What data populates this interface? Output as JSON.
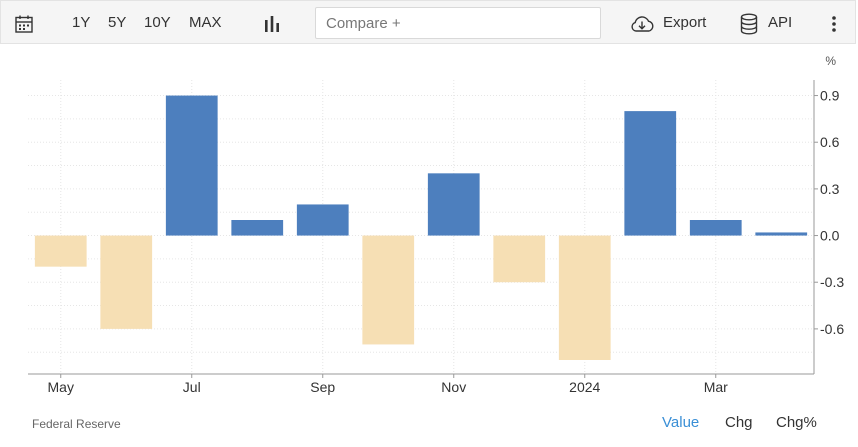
{
  "toolbar": {
    "ranges": [
      "1Y",
      "5Y",
      "10Y",
      "MAX"
    ],
    "compare_placeholder": "Compare +",
    "export_label": "Export",
    "api_label": "API"
  },
  "chart_data": {
    "type": "bar",
    "unit": "%",
    "categories": [
      "2023-05",
      "2023-06",
      "2023-07",
      "2023-08",
      "2023-09",
      "2023-10",
      "2023-11",
      "2023-12",
      "2024-01",
      "2024-02",
      "2024-03",
      "2024-04"
    ],
    "values": [
      -0.2,
      -0.6,
      0.9,
      0.1,
      0.2,
      -0.7,
      0.4,
      -0.3,
      -0.8,
      0.8,
      0.1,
      0.02
    ],
    "x_tick_labels": [
      "May",
      "Jul",
      "Sep",
      "Nov",
      "2024",
      "Mar"
    ],
    "y_ticks": [
      0.9,
      0.6,
      0.3,
      0.0,
      -0.3,
      -0.6
    ],
    "y_tick_labels": [
      "0.9",
      "0.6",
      "0.3",
      "0.0",
      "-0.3",
      "-0.6"
    ],
    "ylim": [
      -0.89,
      1.0
    ],
    "grid": true,
    "colors": {
      "positive": "#4d7fbe",
      "negative": "#f6dfb4"
    }
  },
  "footer": {
    "source": "Federal Reserve",
    "tabs": [
      "Value",
      "Chg",
      "Chg%"
    ],
    "active_tab": "Value",
    "active_color": "#3a8fd6"
  }
}
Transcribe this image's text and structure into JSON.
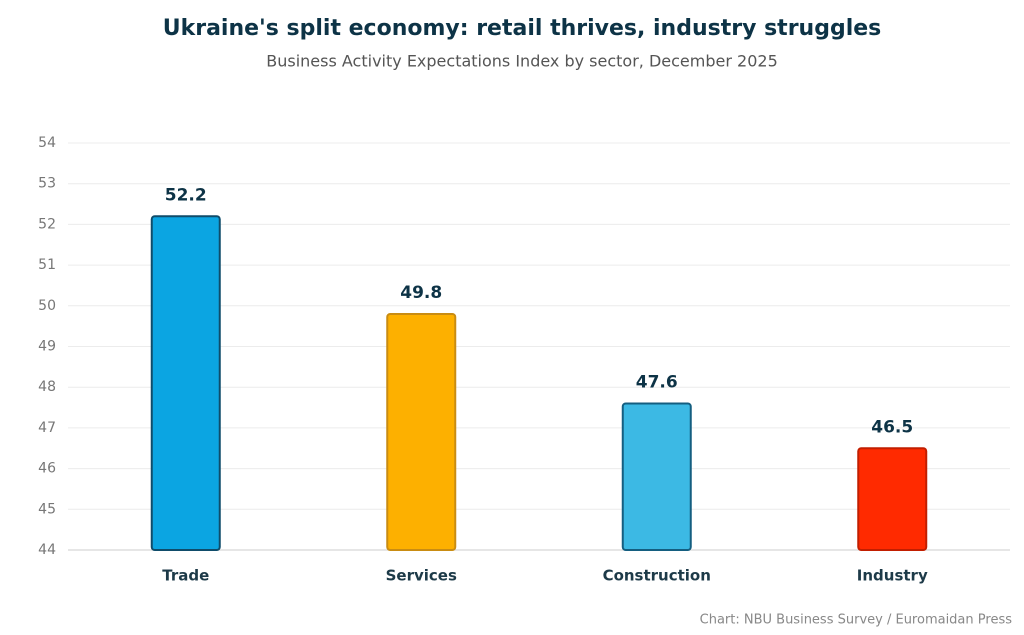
{
  "chart_data": {
    "type": "bar",
    "title": "Ukraine's split economy: retail thrives, industry struggles",
    "subtitle": "Business Activity Expectations Index by sector, December 2025",
    "source": "Chart: NBU Business Survey / Euromaidan Press",
    "categories": [
      "Trade",
      "Services",
      "Construction",
      "Industry"
    ],
    "values": [
      52.2,
      49.8,
      47.6,
      46.5
    ],
    "colors": [
      "#0ba5e2",
      "#fdb000",
      "#3cb9e4",
      "#ff2a00"
    ],
    "border_colors": [
      "#0f4c6a",
      "#c98c12",
      "#145e80",
      "#c21e00"
    ],
    "ylim": [
      44,
      54
    ],
    "yticks": [
      44,
      45,
      46,
      47,
      48,
      49,
      50,
      51,
      52,
      53,
      54
    ],
    "grid": true
  }
}
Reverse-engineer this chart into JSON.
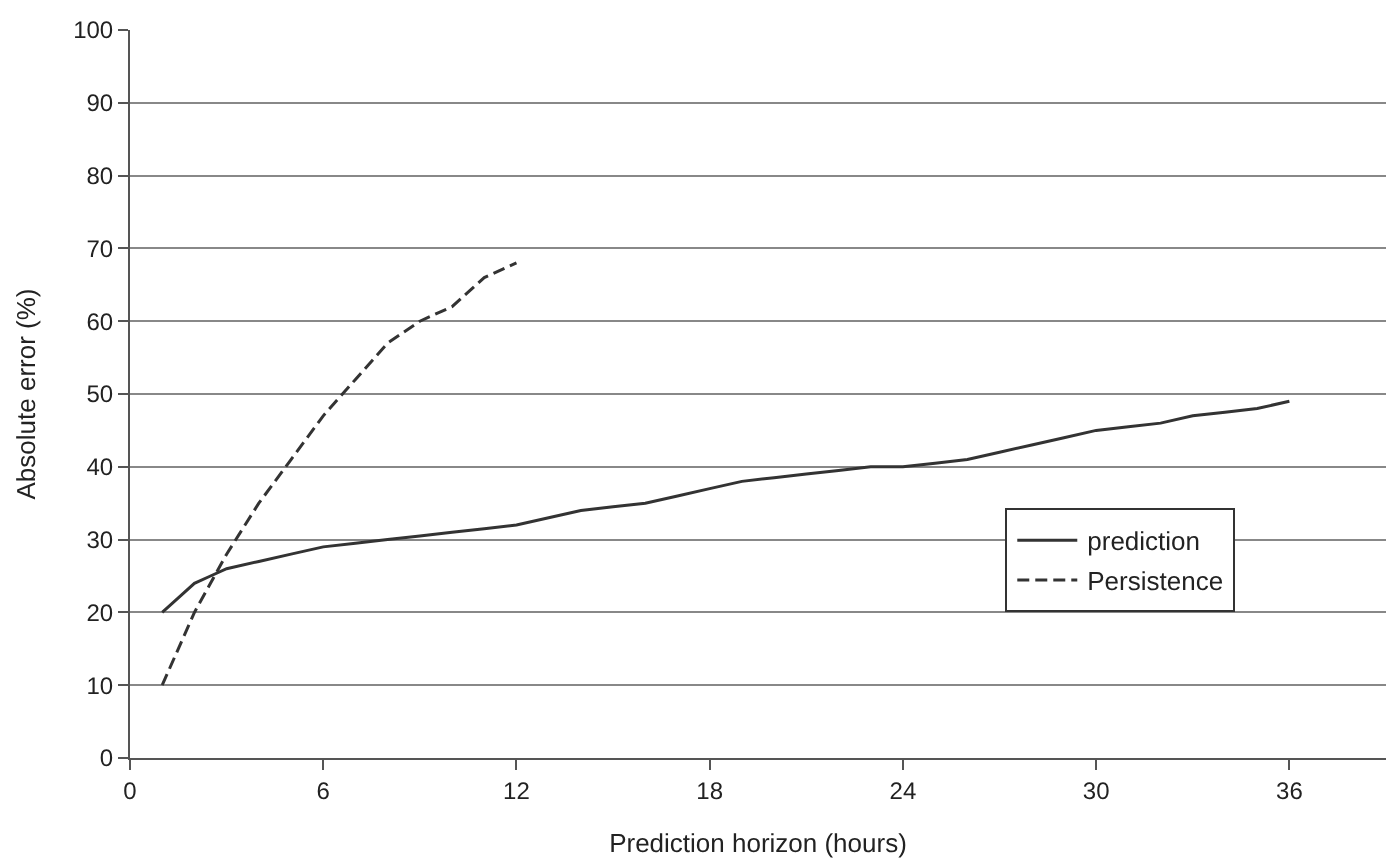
{
  "chart_data": {
    "type": "line",
    "xlabel": "Prediction horizon (hours)",
    "ylabel": "Absolute error (%)",
    "xlim": [
      0,
      39
    ],
    "xticks": [
      0,
      6,
      12,
      18,
      24,
      30,
      36
    ],
    "ylim": [
      0,
      100
    ],
    "yticks": [
      0,
      10,
      20,
      30,
      40,
      50,
      60,
      70,
      80,
      90,
      100
    ],
    "grid": "y",
    "legend": "bottom right",
    "marker": "none",
    "series": [
      {
        "name": "prediction",
        "color": "#333333",
        "line_style": "solid",
        "x": [
          1,
          1.5,
          2,
          2.5,
          3,
          4,
          5,
          6,
          7,
          8,
          9,
          10,
          11,
          12,
          13,
          14,
          15,
          16,
          17,
          18,
          19,
          20,
          21,
          22,
          23,
          24,
          25,
          26,
          27,
          28,
          29,
          30,
          31,
          32,
          33,
          34,
          35,
          36
        ],
        "values": [
          20,
          22,
          24,
          25,
          26,
          27,
          28,
          29,
          29.5,
          30,
          30.5,
          31,
          31.5,
          32,
          33,
          34,
          34.5,
          35,
          36,
          37,
          38,
          38.5,
          39,
          39.5,
          40,
          40,
          40.5,
          41,
          42,
          43,
          44,
          45,
          45.5,
          46,
          47,
          47.5,
          48,
          49
        ]
      },
      {
        "name": "Persistence",
        "color": "#333333",
        "line_style": "dashed",
        "x": [
          1,
          2,
          3,
          4,
          5,
          6,
          7,
          8,
          9,
          10,
          11,
          12
        ],
        "values": [
          10,
          20,
          28,
          35,
          41,
          47,
          52,
          57,
          60,
          62,
          66,
          68
        ]
      }
    ]
  }
}
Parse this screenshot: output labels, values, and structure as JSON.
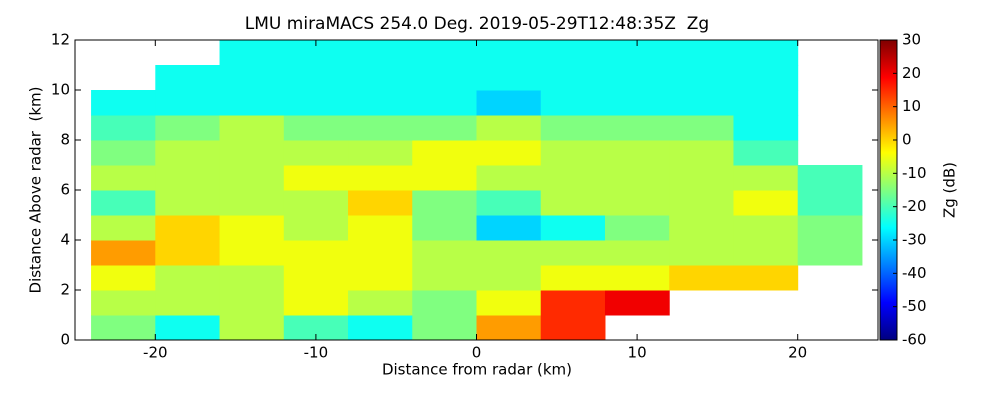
{
  "chart_data": {
    "type": "heatmap",
    "title": "LMU miraMACS 254.0 Deg. 2019-05-29T12:48:35Z  Zg",
    "x_label": "Distance from radar (km)",
    "y_label": "Distance Above radar  (km)",
    "colorbar_label": "Zg (dB)",
    "colormap": "jet",
    "xlim": [
      -25,
      25
    ],
    "ylim": [
      0,
      12
    ],
    "xticks": [
      -20,
      -10,
      0,
      10,
      20
    ],
    "yticks": [
      0,
      2,
      4,
      6,
      8,
      10,
      12
    ],
    "clim": [
      -60,
      30
    ],
    "cticks": [
      -60,
      -50,
      -40,
      -30,
      -20,
      -10,
      0,
      10,
      20,
      30
    ],
    "x_edges": [
      -24,
      -20,
      -16,
      -12,
      -8,
      -4,
      0,
      4,
      8,
      12,
      16,
      20,
      24
    ],
    "y_edges": [
      0,
      1,
      2,
      3,
      4,
      5,
      6,
      7,
      8,
      9,
      10,
      11,
      12
    ],
    "values": [
      [
        -15,
        -25,
        -10,
        -20,
        -25,
        -15,
        5,
        15,
        null,
        null,
        null,
        null
      ],
      [
        -10,
        -10,
        -10,
        -5,
        -10,
        -15,
        -5,
        15,
        20,
        null,
        null,
        null
      ],
      [
        -5,
        -10,
        -10,
        -5,
        -5,
        -10,
        -10,
        -5,
        -5,
        0,
        0,
        null
      ],
      [
        5,
        0,
        -5,
        -5,
        -5,
        -10,
        -10,
        -10,
        -10,
        -10,
        -10,
        -15
      ],
      [
        -10,
        0,
        -5,
        -10,
        -5,
        -15,
        -30,
        -25,
        -15,
        -10,
        -10,
        -15
      ],
      [
        -20,
        -10,
        -10,
        -10,
        0,
        -15,
        -20,
        -10,
        -10,
        -10,
        -5,
        -20
      ],
      [
        -10,
        -10,
        -10,
        -5,
        -5,
        -5,
        -10,
        -10,
        -10,
        -10,
        -10,
        -20
      ],
      [
        -15,
        -10,
        -10,
        -10,
        -10,
        -5,
        -5,
        -10,
        -10,
        -10,
        -20,
        null
      ],
      [
        -20,
        -15,
        -10,
        -15,
        -15,
        -15,
        -10,
        -15,
        -15,
        -15,
        -25,
        null
      ],
      [
        -25,
        -25,
        -25,
        -25,
        -25,
        -25,
        -30,
        -25,
        -25,
        -25,
        -25,
        null
      ],
      [
        null,
        -25,
        -25,
        -25,
        -25,
        -25,
        -25,
        -25,
        -25,
        -25,
        -25,
        null
      ],
      [
        null,
        null,
        -25,
        -25,
        -25,
        -25,
        -25,
        -25,
        -25,
        -25,
        -25,
        null
      ]
    ]
  }
}
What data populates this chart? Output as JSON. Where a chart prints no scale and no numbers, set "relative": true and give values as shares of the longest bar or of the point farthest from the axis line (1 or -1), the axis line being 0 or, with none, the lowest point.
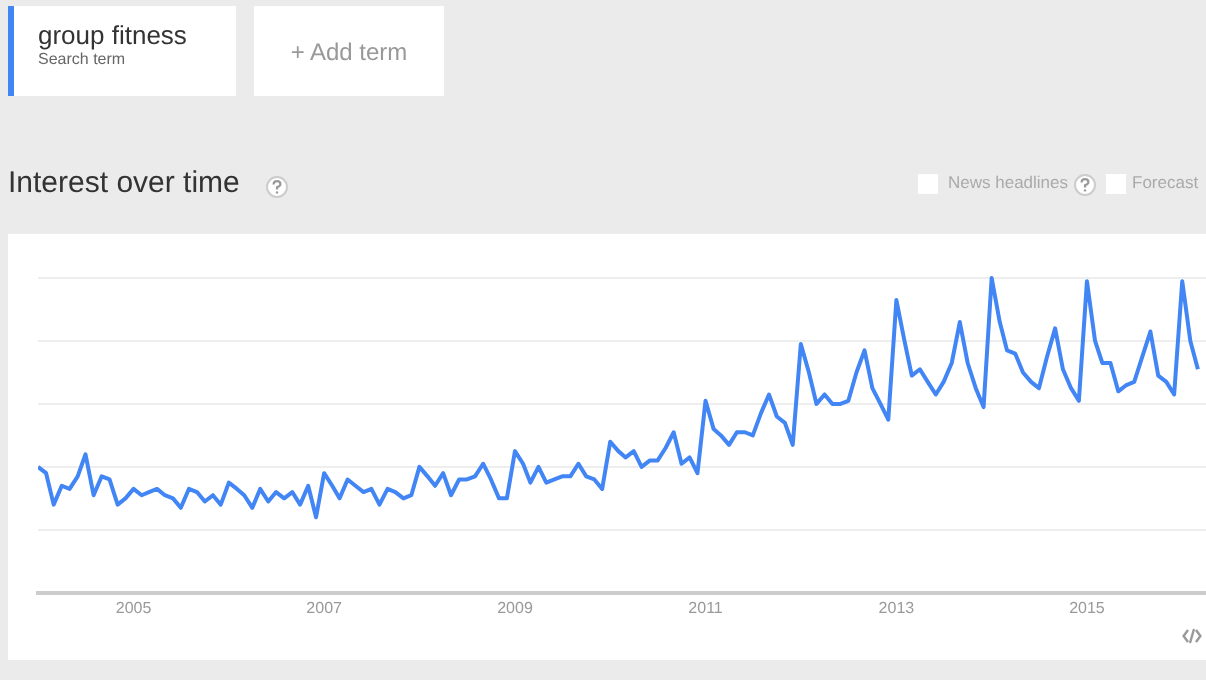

------------------------------------

— Instruction —
Print the complete listing exactly as it stands, without its pictures.

— Reply to the task —
What data populates this interface? Output as JSON.
{
  "toolbar": {
    "ranges": [
      "1Y",
      "5Y",
      "10Y",
      "MAX"
    ],
    "compare_placeholder": "Compare +",
    "export_label": "Export",
    "api_label": "API"
  },
  "chart_data": {
    "type": "bar",
    "unit": "%",
    "categories": [
      "2023-05",
      "2023-06",
      "2023-07",
      "2023-08",
      "2023-09",
      "2023-10",
      "2023-11",
      "2023-12",
      "2024-01",
      "2024-02",
      "2024-03",
      "2024-04"
    ],
    "values": [
      -0.2,
      -0.6,
      0.9,
      0.1,
      0.2,
      -0.7,
      0.4,
      -0.3,
      -0.8,
      0.8,
      0.1,
      0.02
    ],
    "x_tick_labels": [
      "May",
      "Jul",
      "Sep",
      "Nov",
      "2024",
      "Mar"
    ],
    "y_ticks": [
      0.9,
      0.6,
      0.3,
      0.0,
      -0.3,
      -0.6
    ],
    "y_tick_labels": [
      "0.9",
      "0.6",
      "0.3",
      "0.0",
      "-0.3",
      "-0.6"
    ],
    "ylim": [
      -0.89,
      1.0
    ],
    "grid": true,
    "colors": {
      "positive": "#4d7fbe",
      "negative": "#f6dfb4"
    }
  },
  "footer": {
    "source": "Federal Reserve",
    "tabs": [
      "Value",
      "Chg",
      "Chg%"
    ],
    "active_tab": "Value",
    "active_color": "#3a8fd6"
  }
}
Transcribe this image's text and structure into JSON.
{
  "chart_data": {
    "type": "bar",
    "title": "Ukraine's split economy: retail thrives, industry struggles",
    "subtitle": "Business Activity Expectations Index by sector, December 2025",
    "source": "Chart: NBU Business Survey / Euromaidan Press",
    "categories": [
      "Trade",
      "Services",
      "Construction",
      "Industry"
    ],
    "values": [
      52.2,
      49.8,
      47.6,
      46.5
    ],
    "colors": [
      "#0ba5e2",
      "#fdb000",
      "#3cb9e4",
      "#ff2a00"
    ],
    "border_colors": [
      "#0f4c6a",
      "#c98c12",
      "#145e80",
      "#c21e00"
    ],
    "ylim": [
      44,
      54
    ],
    "yticks": [
      44,
      45,
      46,
      47,
      48,
      49,
      50,
      51,
      52,
      53,
      54
    ],
    "grid": true
  }
}
Reverse-engineer this chart into JSON.
{
  "chart_data": {
    "type": "line",
    "xlabel": "Prediction horizon (hours)",
    "ylabel": "Absolute error (%)",
    "xlim": [
      0,
      39
    ],
    "xticks": [
      0,
      6,
      12,
      18,
      24,
      30,
      36
    ],
    "ylim": [
      0,
      100
    ],
    "yticks": [
      0,
      10,
      20,
      30,
      40,
      50,
      60,
      70,
      80,
      90,
      100
    ],
    "grid": "y",
    "legend": "bottom right",
    "marker": "none",
    "series": [
      {
        "name": "prediction",
        "color": "#333333",
        "line_style": "solid",
        "x": [
          1,
          1.5,
          2,
          2.5,
          3,
          4,
          5,
          6,
          7,
          8,
          9,
          10,
          11,
          12,
          13,
          14,
          15,
          16,
          17,
          18,
          19,
          20,
          21,
          22,
          23,
          24,
          25,
          26,
          27,
          28,
          29,
          30,
          31,
          32,
          33,
          34,
          35,
          36
        ],
        "values": [
          20,
          22,
          24,
          25,
          26,
          27,
          28,
          29,
          29.5,
          30,
          30.5,
          31,
          31.5,
          32,
          33,
          34,
          34.5,
          35,
          36,
          37,
          38,
          38.5,
          39,
          39.5,
          40,
          40,
          40.5,
          41,
          42,
          43,
          44,
          45,
          45.5,
          46,
          47,
          47.5,
          48,
          49
        ]
      },
      {
        "name": "Persistence",
        "color": "#333333",
        "line_style": "dashed",
        "x": [
          1,
          2,
          3,
          4,
          5,
          6,
          7,
          8,
          9,
          10,
          11,
          12
        ],
        "values": [
          10,
          20,
          28,
          35,
          41,
          47,
          52,
          57,
          60,
          62,
          66,
          68
        ]
      }
    ]
  }
}
Parse this screenshot: output labels, values, and structure as JSON.
{
  "chart_data": {
    "type": "heatmap",
    "title": "LMU miraMACS 254.0 Deg. 2019-05-29T12:48:35Z  Zg",
    "x_label": "Distance from radar (km)",
    "y_label": "Distance Above radar  (km)",
    "colorbar_label": "Zg (dB)",
    "colormap": "jet",
    "xlim": [
      -25,
      25
    ],
    "ylim": [
      0,
      12
    ],
    "xticks": [
      -20,
      -10,
      0,
      10,
      20
    ],
    "yticks": [
      0,
      2,
      4,
      6,
      8,
      10,
      12
    ],
    "clim": [
      -60,
      30
    ],
    "cticks": [
      -60,
      -50,
      -40,
      -30,
      -20,
      -10,
      0,
      10,
      20,
      30
    ],
    "x_edges": [
      -24,
      -20,
      -16,
      -12,
      -8,
      -4,
      0,
      4,
      8,
      12,
      16,
      20,
      24
    ],
    "y_edges": [
      0,
      1,
      2,
      3,
      4,
      5,
      6,
      7,
      8,
      9,
      10,
      11,
      12
    ],
    "values": [
      [
        -15,
        -25,
        -10,
        -20,
        -25,
        -15,
        5,
        15,
        null,
        null,
        null,
        null
      ],
      [
        -10,
        -10,
        -10,
        -5,
        -10,
        -15,
        -5,
        15,
        20,
        null,
        null,
        null
      ],
      [
        -5,
        -10,
        -10,
        -5,
        -5,
        -10,
        -10,
        -5,
        -5,
        0,
        0,
        null
      ],
      [
        5,
        0,
        -5,
        -5,
        -5,
        -10,
        -10,
        -10,
        -10,
        -10,
        -10,
        -15
      ],
      [
        -10,
        0,
        -5,
        -10,
        -5,
        -15,
        -30,
        -25,
        -15,
        -10,
        -10,
        -15
      ],
      [
        -20,
        -10,
        -10,
        -10,
        0,
        -15,
        -20,
        -10,
        -10,
        -10,
        -5,
        -20
      ],
      [
        -10,
        -10,
        -10,
        -5,
        -5,
        -5,
        -10,
        -10,
        -10,
        -10,
        -10,
        -20
      ],
      [
        -15,
        -10,
        -10,
        -10,
        -10,
        -5,
        -5,
        -10,
        -10,
        -10,
        -20,
        null
      ],
      [
        -20,
        -15,
        -10,
        -15,
        -15,
        -15,
        -10,
        -15,
        -15,
        -15,
        -25,
        null
      ],
      [
        -25,
        -25,
        -25,
        -25,
        -25,
        -25,
        -30,
        -25,
        -25,
        -25,
        -25,
        null
      ],
      [
        null,
        -25,
        -25,
        -25,
        -25,
        -25,
        -25,
        -25,
        -25,
        -25,
        -25,
        null
      ],
      [
        null,
        null,
        -25,
        -25,
        -25,
        -25,
        -25,
        -25,
        -25,
        -25,
        -25,
        null
      ]
    ]
  }
}
What data populates this chart? Output as JSON. Where a chart prints no scale and no numbers, set "relative": true and give values as shares of the longest bar or of the point farthest from the axis line (1 or -1), the axis line being 0 or, with none, the lowest point.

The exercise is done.